(Extracted data entries)
○ ○ ○ ○

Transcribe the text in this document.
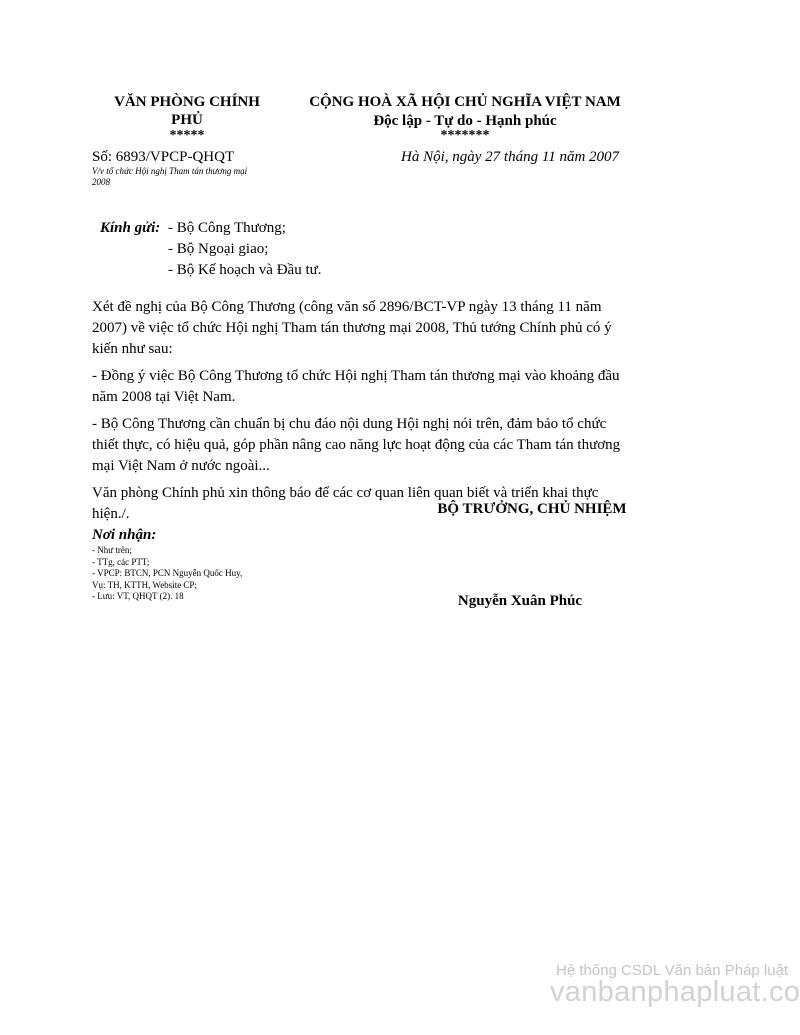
VĂN PHÒNG CHÍNH
PHỦ
*****
CỘNG HOÀ XÃ HỘI CHỦ NGHĨA VIỆT NAM
Độc lập - Tự do - Hạnh phúc
*******
Số: 6893/VPCP-QHQT
V/v tổ chức Hội nghị Tham tán thương mại
2008
Hà Nội, ngày 27 tháng 11 năm 2007
Kính gửi: - Bộ Công Thương;
- Bộ Ngoại giao;
- Bộ Kế hoạch và Đầu tư.

Xét đề nghị của Bộ Công Thương (công văn số 2896/BCT-VP ngày 13 tháng 11 năm 2007) về việc tổ chức Hội nghị Tham tán thương mại 2008, Thủ tướng Chính phủ có ý kiến như sau:

- Đồng ý việc Bộ Công Thương tổ chức Hội nghị Tham tán thương mại vào khoảng đầu năm 2008 tại Việt Nam.

- Bộ Công Thương cần chuẩn bị chu đáo nội dung Hội nghị nói trên, đảm bảo tổ chức thiết thực, có hiệu quả, góp phần nâng cao năng lực hoạt động của các Tham tán thương mại Việt Nam ở nước ngoài...

Văn phòng Chính phủ xin thông báo để các cơ quan liên quan biết và triển khai thực hiện./.	BỘ TRƯỞNG, CHỦ NHIỆM
Nguyễn Xuân Phúc
Nơi nhận:
- Như trên;
- TTg, các PTT;
- VPCP: BTCN, PCN Nguyễn Quốc Huy,
Vụ: TH, KTTH, Website CP;
- Lưu: VT, QHQT (2). 18
Hệ thống CSDL Văn bản Pháp luật
vanbanphapluat.co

○ ○ ○ ○

**Problem statement**:
Work through the records above line by line and count those that hold the string "trên". Give only the result.

**Response**:
2